EXERCISE DESCRIPTION ▸
Extract every line of the material that holds the string "name".

— start SUPPLIED RECORDS —

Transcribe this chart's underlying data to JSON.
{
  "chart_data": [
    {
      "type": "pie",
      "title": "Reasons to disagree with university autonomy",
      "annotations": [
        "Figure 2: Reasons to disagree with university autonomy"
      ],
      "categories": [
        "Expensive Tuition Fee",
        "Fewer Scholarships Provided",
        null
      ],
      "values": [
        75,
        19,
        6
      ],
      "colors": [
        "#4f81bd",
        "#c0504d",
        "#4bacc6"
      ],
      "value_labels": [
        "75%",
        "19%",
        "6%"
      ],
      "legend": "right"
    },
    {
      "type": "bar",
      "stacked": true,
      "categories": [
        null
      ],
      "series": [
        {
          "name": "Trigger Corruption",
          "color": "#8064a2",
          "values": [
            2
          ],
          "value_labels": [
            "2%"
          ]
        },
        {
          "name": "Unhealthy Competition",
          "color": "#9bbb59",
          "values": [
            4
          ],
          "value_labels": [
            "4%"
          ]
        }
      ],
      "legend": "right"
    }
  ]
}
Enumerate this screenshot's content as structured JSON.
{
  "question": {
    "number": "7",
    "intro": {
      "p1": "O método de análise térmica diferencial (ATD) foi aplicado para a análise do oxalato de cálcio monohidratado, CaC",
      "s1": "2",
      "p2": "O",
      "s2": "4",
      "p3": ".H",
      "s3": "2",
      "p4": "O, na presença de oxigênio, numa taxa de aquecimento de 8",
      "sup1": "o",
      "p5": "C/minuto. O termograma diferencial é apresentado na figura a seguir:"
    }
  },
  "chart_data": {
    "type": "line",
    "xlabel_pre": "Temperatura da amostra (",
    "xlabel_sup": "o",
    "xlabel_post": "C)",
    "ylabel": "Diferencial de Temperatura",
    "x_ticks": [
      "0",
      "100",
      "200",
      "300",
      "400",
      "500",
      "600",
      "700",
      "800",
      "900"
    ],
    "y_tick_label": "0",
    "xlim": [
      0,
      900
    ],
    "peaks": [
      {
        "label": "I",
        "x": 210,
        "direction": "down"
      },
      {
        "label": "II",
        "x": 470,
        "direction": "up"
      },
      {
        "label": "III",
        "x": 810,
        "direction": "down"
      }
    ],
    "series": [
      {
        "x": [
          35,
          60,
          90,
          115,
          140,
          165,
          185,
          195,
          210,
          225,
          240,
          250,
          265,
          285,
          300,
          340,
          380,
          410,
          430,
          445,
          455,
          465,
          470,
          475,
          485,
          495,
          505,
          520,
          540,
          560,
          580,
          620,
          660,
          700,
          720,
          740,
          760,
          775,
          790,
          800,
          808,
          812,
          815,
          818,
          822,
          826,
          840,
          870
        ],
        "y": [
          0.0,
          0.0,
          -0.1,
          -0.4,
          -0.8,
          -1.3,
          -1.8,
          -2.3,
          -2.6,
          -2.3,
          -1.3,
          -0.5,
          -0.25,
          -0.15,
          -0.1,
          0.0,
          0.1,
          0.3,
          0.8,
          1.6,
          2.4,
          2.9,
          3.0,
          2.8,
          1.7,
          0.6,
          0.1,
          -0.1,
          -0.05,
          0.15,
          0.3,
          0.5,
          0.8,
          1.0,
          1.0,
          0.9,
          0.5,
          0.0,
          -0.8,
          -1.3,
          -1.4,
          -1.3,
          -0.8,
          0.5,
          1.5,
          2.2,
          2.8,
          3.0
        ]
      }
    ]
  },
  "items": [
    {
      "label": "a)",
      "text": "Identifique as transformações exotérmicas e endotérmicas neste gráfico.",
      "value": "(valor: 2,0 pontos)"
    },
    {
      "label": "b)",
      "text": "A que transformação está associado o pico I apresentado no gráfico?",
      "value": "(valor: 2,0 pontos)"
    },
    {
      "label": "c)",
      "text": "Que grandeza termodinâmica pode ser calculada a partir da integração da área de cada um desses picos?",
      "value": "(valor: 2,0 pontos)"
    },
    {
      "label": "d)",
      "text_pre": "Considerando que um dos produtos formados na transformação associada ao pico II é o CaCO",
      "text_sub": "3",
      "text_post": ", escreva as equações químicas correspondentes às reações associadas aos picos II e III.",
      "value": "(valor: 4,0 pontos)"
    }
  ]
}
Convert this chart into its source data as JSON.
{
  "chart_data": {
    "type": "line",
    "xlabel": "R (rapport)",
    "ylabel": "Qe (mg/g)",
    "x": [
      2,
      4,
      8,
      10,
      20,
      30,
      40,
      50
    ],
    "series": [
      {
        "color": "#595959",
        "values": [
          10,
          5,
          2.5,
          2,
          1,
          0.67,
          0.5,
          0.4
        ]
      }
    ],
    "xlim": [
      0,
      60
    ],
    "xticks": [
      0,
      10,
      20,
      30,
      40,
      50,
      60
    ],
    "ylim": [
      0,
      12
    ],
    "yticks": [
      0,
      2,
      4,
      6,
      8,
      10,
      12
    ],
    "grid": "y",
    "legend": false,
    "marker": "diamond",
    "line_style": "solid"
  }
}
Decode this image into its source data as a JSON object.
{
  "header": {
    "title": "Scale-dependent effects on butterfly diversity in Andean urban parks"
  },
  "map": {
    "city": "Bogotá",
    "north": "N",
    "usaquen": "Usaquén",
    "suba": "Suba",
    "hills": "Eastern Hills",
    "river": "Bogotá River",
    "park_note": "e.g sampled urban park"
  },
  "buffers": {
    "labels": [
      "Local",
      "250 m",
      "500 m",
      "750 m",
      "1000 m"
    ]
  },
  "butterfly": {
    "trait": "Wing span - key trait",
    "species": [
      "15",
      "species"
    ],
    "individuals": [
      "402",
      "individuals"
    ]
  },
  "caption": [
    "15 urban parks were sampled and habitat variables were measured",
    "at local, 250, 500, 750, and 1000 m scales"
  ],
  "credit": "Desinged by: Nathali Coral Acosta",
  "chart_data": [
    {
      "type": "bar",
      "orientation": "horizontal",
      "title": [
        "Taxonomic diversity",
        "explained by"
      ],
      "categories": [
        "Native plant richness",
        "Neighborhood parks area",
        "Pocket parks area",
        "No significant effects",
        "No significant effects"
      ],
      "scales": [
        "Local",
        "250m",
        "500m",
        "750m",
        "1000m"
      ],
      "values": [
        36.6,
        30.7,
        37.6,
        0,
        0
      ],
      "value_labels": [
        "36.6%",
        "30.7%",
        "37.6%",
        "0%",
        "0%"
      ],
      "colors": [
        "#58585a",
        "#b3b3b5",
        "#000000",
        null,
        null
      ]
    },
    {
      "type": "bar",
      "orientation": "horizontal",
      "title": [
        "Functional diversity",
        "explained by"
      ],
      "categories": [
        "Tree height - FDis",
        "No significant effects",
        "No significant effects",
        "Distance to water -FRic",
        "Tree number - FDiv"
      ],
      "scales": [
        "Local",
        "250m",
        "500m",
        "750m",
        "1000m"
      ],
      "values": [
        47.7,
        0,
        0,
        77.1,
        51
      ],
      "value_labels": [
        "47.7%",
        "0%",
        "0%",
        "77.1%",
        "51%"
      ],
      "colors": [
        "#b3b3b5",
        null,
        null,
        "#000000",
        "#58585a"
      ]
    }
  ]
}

— end SUPPLIED RECORDS —

EXERCISE RESULT ▸
          "name": "Trigger Corruption",
          "name": "Unhealthy Competition",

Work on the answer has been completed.